EXERCISE TASK
Transcribe all the entries word for word, omitting any pictures they contain.

○ ○ ○ ○ ○

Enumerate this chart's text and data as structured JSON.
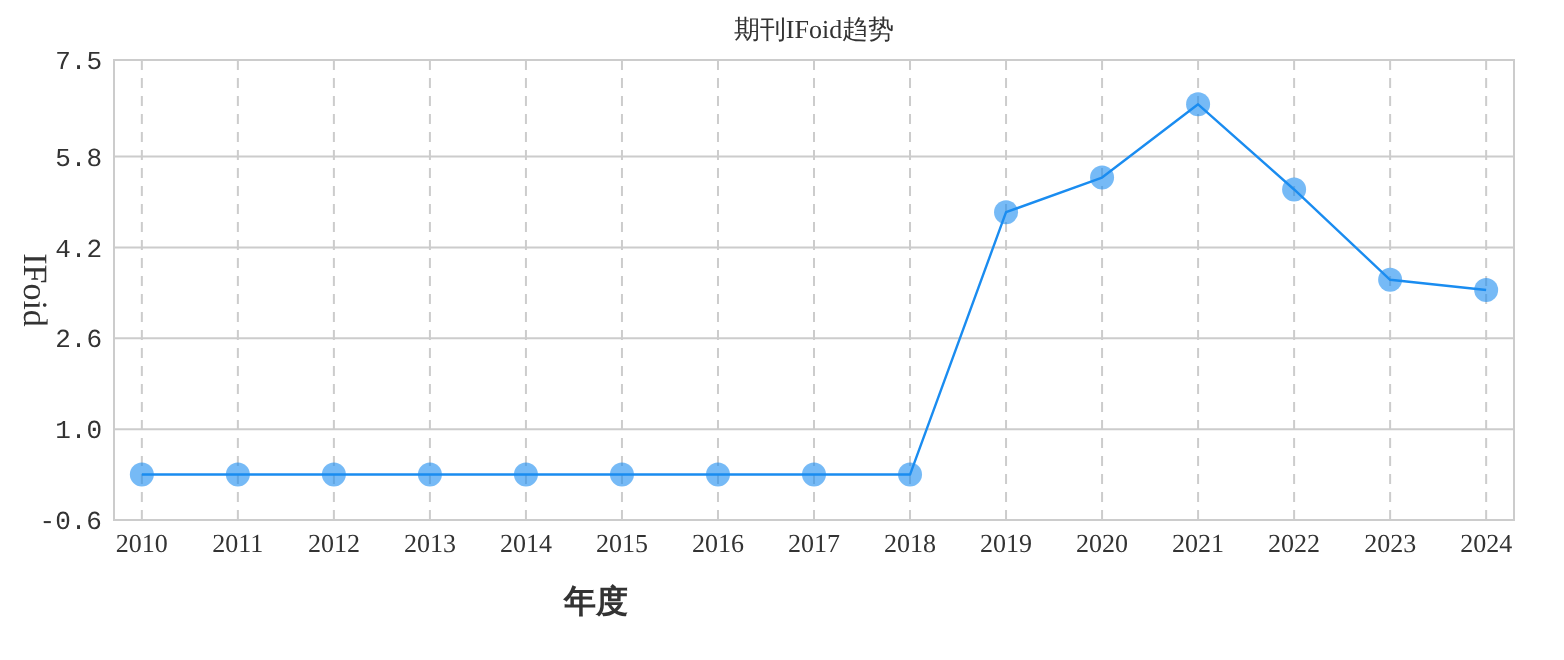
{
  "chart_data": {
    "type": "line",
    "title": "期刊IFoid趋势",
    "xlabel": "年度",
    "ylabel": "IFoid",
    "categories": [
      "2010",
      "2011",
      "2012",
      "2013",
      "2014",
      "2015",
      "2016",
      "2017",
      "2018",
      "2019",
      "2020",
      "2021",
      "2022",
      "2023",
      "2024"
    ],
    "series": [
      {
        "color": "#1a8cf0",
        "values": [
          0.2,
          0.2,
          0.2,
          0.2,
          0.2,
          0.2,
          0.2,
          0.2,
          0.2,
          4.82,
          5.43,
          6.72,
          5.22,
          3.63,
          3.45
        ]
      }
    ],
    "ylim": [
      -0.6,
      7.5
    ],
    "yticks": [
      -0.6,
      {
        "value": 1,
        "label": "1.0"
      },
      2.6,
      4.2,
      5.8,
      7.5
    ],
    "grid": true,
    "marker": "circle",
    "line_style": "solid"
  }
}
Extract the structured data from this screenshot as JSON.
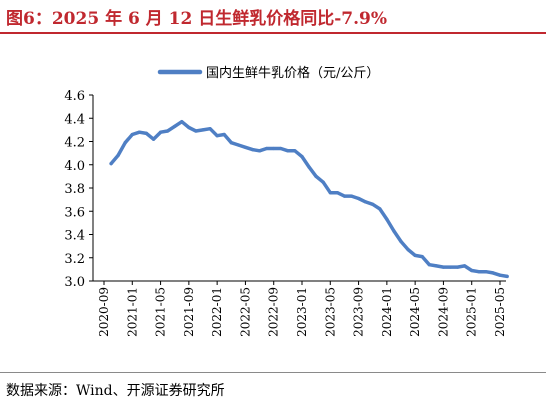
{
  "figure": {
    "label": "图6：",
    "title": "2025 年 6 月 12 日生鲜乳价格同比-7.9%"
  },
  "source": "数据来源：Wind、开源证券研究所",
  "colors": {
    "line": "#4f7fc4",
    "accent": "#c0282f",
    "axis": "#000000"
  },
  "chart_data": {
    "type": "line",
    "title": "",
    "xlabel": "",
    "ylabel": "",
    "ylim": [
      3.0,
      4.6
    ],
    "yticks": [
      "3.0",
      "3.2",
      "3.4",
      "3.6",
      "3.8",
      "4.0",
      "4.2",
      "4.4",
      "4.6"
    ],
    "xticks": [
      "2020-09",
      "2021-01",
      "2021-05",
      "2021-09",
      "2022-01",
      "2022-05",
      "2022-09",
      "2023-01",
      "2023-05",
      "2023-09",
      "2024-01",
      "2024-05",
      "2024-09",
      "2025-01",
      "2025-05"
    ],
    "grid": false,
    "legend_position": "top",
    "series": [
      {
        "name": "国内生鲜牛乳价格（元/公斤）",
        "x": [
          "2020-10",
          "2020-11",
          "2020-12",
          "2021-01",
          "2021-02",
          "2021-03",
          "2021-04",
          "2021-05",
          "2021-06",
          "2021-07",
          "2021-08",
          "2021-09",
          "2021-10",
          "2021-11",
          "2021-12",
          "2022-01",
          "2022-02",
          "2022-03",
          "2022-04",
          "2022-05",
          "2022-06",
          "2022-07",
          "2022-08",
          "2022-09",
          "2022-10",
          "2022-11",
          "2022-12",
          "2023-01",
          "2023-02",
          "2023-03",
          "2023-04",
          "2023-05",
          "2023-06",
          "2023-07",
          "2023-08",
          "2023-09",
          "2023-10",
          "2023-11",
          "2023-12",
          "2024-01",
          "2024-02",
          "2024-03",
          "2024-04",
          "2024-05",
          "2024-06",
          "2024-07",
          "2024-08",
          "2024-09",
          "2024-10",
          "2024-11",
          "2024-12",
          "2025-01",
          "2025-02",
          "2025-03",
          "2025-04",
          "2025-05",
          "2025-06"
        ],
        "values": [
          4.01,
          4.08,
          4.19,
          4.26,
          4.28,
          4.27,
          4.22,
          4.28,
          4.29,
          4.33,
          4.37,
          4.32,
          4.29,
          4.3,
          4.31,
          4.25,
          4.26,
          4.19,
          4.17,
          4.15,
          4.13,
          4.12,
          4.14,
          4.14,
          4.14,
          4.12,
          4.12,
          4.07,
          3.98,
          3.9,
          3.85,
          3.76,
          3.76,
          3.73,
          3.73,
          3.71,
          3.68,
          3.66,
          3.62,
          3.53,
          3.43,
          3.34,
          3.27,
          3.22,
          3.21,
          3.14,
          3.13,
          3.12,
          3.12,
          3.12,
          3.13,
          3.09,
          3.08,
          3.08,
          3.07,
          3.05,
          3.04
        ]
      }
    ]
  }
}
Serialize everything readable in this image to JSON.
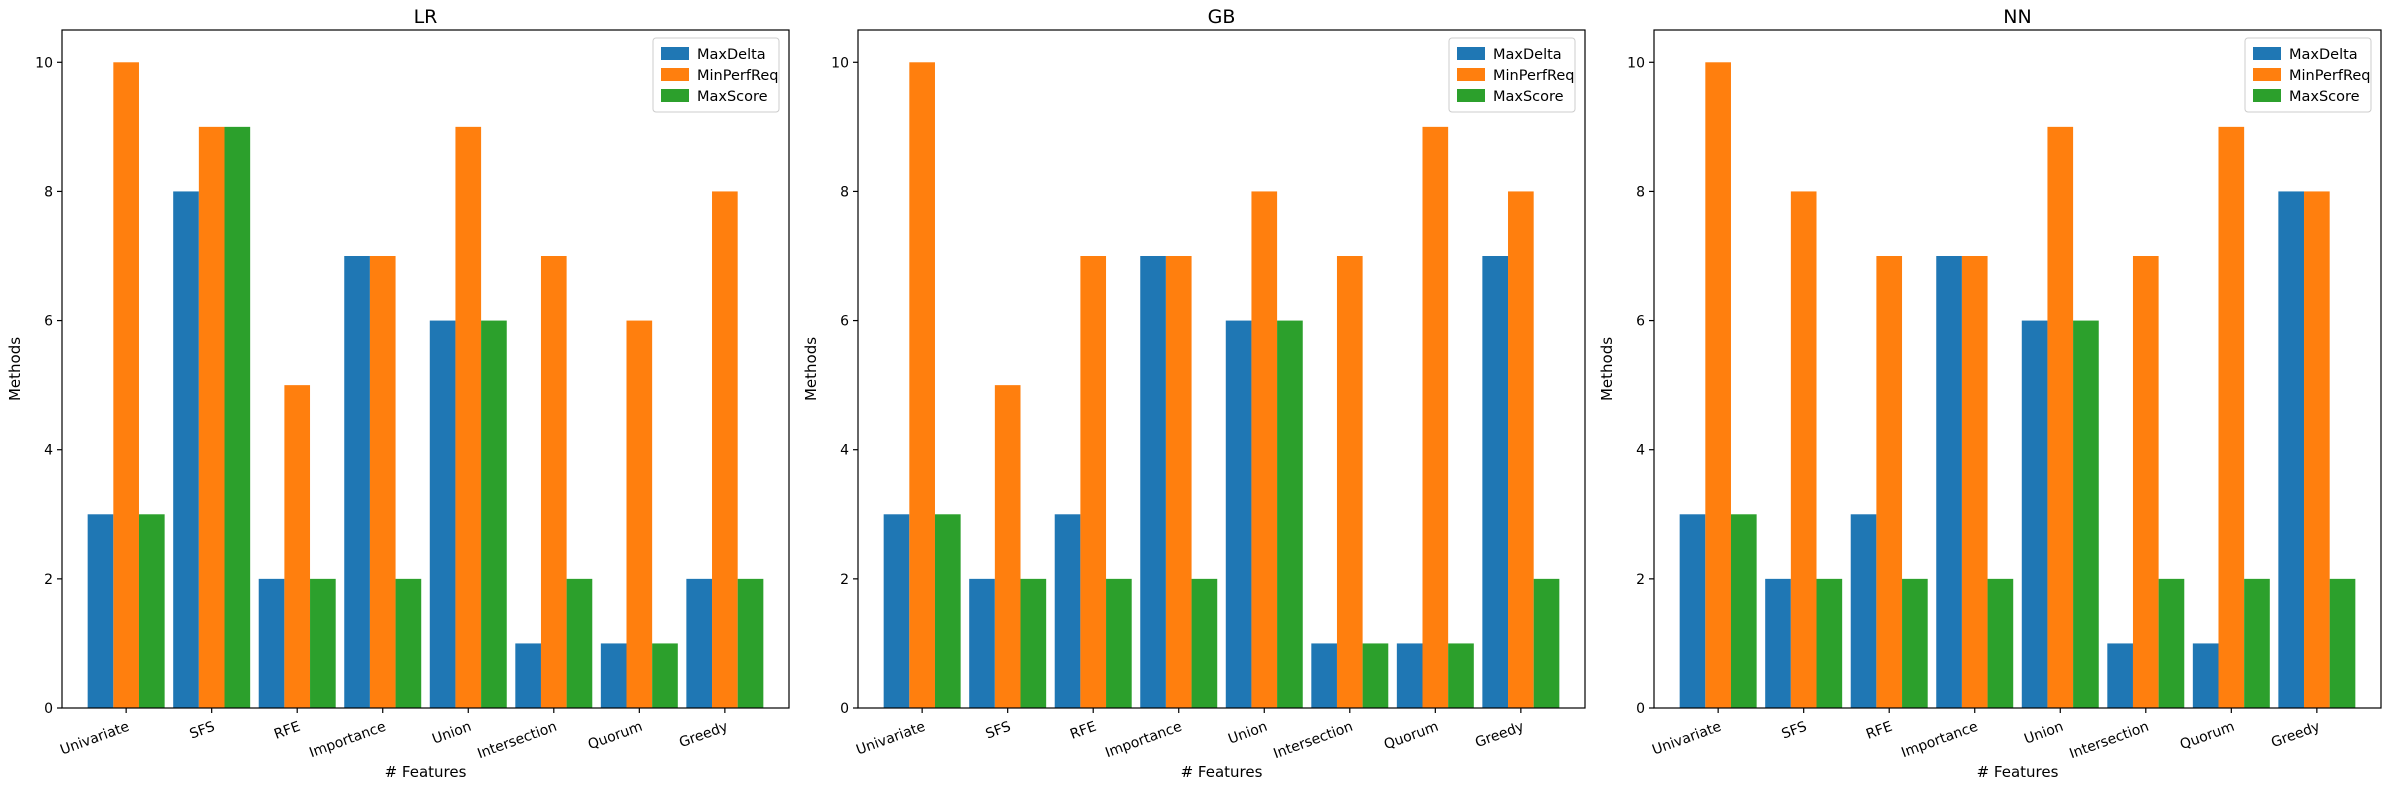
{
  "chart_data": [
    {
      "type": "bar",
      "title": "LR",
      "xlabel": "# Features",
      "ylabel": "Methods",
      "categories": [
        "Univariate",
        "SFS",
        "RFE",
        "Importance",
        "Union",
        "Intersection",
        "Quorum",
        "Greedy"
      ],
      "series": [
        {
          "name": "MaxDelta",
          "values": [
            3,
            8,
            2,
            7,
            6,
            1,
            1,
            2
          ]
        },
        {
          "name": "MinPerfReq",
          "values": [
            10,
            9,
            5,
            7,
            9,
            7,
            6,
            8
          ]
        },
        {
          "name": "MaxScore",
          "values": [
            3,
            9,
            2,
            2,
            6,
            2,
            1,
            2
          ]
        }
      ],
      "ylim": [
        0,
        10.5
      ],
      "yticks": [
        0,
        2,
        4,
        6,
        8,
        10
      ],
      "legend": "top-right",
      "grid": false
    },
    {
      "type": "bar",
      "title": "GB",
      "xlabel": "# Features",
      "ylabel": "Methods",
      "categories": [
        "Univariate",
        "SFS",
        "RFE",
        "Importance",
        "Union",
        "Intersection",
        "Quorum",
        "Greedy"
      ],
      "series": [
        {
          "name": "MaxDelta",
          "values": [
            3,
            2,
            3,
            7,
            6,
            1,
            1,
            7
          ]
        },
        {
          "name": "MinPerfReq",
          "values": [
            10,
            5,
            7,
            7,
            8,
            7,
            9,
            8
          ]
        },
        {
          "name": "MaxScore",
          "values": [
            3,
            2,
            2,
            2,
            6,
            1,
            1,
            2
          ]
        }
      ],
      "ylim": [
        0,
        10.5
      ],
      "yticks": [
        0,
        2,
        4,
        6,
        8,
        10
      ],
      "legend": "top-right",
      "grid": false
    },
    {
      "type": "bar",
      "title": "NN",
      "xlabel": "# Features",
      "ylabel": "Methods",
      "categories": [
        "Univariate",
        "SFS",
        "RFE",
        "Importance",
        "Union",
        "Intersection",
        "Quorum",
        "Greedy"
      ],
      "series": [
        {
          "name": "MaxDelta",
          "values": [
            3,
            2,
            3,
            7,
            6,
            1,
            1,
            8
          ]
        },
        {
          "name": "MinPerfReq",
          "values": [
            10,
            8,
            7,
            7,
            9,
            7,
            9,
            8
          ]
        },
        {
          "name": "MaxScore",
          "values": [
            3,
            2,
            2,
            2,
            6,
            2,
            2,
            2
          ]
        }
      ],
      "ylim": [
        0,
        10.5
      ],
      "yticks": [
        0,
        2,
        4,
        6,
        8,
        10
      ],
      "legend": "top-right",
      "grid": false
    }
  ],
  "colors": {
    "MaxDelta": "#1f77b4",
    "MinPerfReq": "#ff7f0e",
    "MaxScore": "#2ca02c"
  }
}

○ ○ ○ ○ ○

EXERCISE SOLUTION
Enumerate this chart's text and data as structured JSON.
{
  "chart_data": {
    "type": "line",
    "title": "期刊IFoid趋势",
    "xlabel": "年度",
    "ylabel": "IFoid",
    "categories": [
      "2010",
      "2011",
      "2012",
      "2013",
      "2014",
      "2015",
      "2016",
      "2017",
      "2018",
      "2019",
      "2020",
      "2021",
      "2022",
      "2023",
      "2024"
    ],
    "series": [
      {
        "color": "#1a8cf0",
        "values": [
          0.2,
          0.2,
          0.2,
          0.2,
          0.2,
          0.2,
          0.2,
          0.2,
          0.2,
          4.82,
          5.43,
          6.72,
          5.22,
          3.63,
          3.45
        ]
      }
    ],
    "ylim": [
      -0.6,
      7.5
    ],
    "yticks": [
      -0.6,
      {
        "value": 1,
        "label": "1.0"
      },
      2.6,
      4.2,
      5.8,
      7.5
    ],
    "grid": true,
    "marker": "circle",
    "line_style": "solid"
  }
}
Extract the structured data from this screenshot as JSON.
{
  "figure": {
    "label": "图6：",
    "title": "2025 年 6 月 12 日生鲜乳价格同比-7.9%"
  },
  "source": "数据来源：Wind、开源证券研究所",
  "colors": {
    "line": "#4f7fc4",
    "accent": "#c0282f",
    "axis": "#000000"
  },
  "chart_data": {
    "type": "line",
    "title": "",
    "xlabel": "",
    "ylabel": "",
    "ylim": [
      3.0,
      4.6
    ],
    "yticks": [
      "3.0",
      "3.2",
      "3.4",
      "3.6",
      "3.8",
      "4.0",
      "4.2",
      "4.4",
      "4.6"
    ],
    "xticks": [
      "2020-09",
      "2021-01",
      "2021-05",
      "2021-09",
      "2022-01",
      "2022-05",
      "2022-09",
      "2023-01",
      "2023-05",
      "2023-09",
      "2024-01",
      "2024-05",
      "2024-09",
      "2025-01",
      "2025-05"
    ],
    "grid": false,
    "legend_position": "top",
    "series": [
      {
        "name": "国内生鲜牛乳价格（元/公斤）",
        "x": [
          "2020-10",
          "2020-11",
          "2020-12",
          "2021-01",
          "2021-02",
          "2021-03",
          "2021-04",
          "2021-05",
          "2021-06",
          "2021-07",
          "2021-08",
          "2021-09",
          "2021-10",
          "2021-11",
          "2021-12",
          "2022-01",
          "2022-02",
          "2022-03",
          "2022-04",
          "2022-05",
          "2022-06",
          "2022-07",
          "2022-08",
          "2022-09",
          "2022-10",
          "2022-11",
          "2022-12",
          "2023-01",
          "2023-02",
          "2023-03",
          "2023-04",
          "2023-05",
          "2023-06",
          "2023-07",
          "2023-08",
          "2023-09",
          "2023-10",
          "2023-11",
          "2023-12",
          "2024-01",
          "2024-02",
          "2024-03",
          "2024-04",
          "2024-05",
          "2024-06",
          "2024-07",
          "2024-08",
          "2024-09",
          "2024-10",
          "2024-11",
          "2024-12",
          "2025-01",
          "2025-02",
          "2025-03",
          "2025-04",
          "2025-05",
          "2025-06"
        ],
        "values": [
          4.01,
          4.08,
          4.19,
          4.26,
          4.28,
          4.27,
          4.22,
          4.28,
          4.29,
          4.33,
          4.37,
          4.32,
          4.29,
          4.3,
          4.31,
          4.25,
          4.26,
          4.19,
          4.17,
          4.15,
          4.13,
          4.12,
          4.14,
          4.14,
          4.14,
          4.12,
          4.12,
          4.07,
          3.98,
          3.9,
          3.85,
          3.76,
          3.76,
          3.73,
          3.73,
          3.71,
          3.68,
          3.66,
          3.62,
          3.53,
          3.43,
          3.34,
          3.27,
          3.22,
          3.21,
          3.14,
          3.13,
          3.12,
          3.12,
          3.12,
          3.13,
          3.09,
          3.08,
          3.08,
          3.07,
          3.05,
          3.04
        ]
      }
    ]
  }
}
Serialize everything readable in this image to JSON.
{
  "chart_data": [
    {
      "type": "bar",
      "title": "LR",
      "xlabel": "# Features",
      "ylabel": "Methods",
      "categories": [
        "Univariate",
        "SFS",
        "RFE",
        "Importance",
        "Union",
        "Intersection",
        "Quorum",
        "Greedy"
      ],
      "series": [
        {
          "name": "MaxDelta",
          "values": [
            3,
            8,
            2,
            7,
            6,
            1,
            1,
            2
          ]
        },
        {
          "name": "MinPerfReq",
          "values": [
            10,
            9,
            5,
            7,
            9,
            7,
            6,
            8
          ]
        },
        {
          "name": "MaxScore",
          "values": [
            3,
            9,
            2,
            2,
            6,
            2,
            1,
            2
          ]
        }
      ],
      "ylim": [
        0,
        10.5
      ],
      "yticks": [
        0,
        2,
        4,
        6,
        8,
        10
      ],
      "legend": "top-right",
      "grid": false
    },
    {
      "type": "bar",
      "title": "GB",
      "xlabel": "# Features",
      "ylabel": "Methods",
      "categories": [
        "Univariate",
        "SFS",
        "RFE",
        "Importance",
        "Union",
        "Intersection",
        "Quorum",
        "Greedy"
      ],
      "series": [
        {
          "name": "MaxDelta",
          "values": [
            3,
            2,
            3,
            7,
            6,
            1,
            1,
            7
          ]
        },
        {
          "name": "MinPerfReq",
          "values": [
            10,
            5,
            7,
            7,
            8,
            7,
            9,
            8
          ]
        },
        {
          "name": "MaxScore",
          "values": [
            3,
            2,
            2,
            2,
            6,
            1,
            1,
            2
          ]
        }
      ],
      "ylim": [
        0,
        10.5
      ],
      "yticks": [
        0,
        2,
        4,
        6,
        8,
        10
      ],
      "legend": "top-right",
      "grid": false
    },
    {
      "type": "bar",
      "title": "NN",
      "xlabel": "# Features",
      "ylabel": "Methods",
      "categories": [
        "Univariate",
        "SFS",
        "RFE",
        "Importance",
        "Union",
        "Intersection",
        "Quorum",
        "Greedy"
      ],
      "series": [
        {
          "name": "MaxDelta",
          "values": [
            3,
            2,
            3,
            7,
            6,
            1,
            1,
            8
          ]
        },
        {
          "name": "MinPerfReq",
          "values": [
            10,
            8,
            7,
            7,
            9,
            7,
            9,
            8
          ]
        },
        {
          "name": "MaxScore",
          "values": [
            3,
            2,
            2,
            2,
            6,
            2,
            2,
            2
          ]
        }
      ],
      "ylim": [
        0,
        10.5
      ],
      "yticks": [
        0,
        2,
        4,
        6,
        8,
        10
      ],
      "legend": "top-right",
      "grid": false
    }
  ],
  "colors": {
    "MaxDelta": "#1f77b4",
    "MinPerfReq": "#ff7f0e",
    "MaxScore": "#2ca02c"
  }
}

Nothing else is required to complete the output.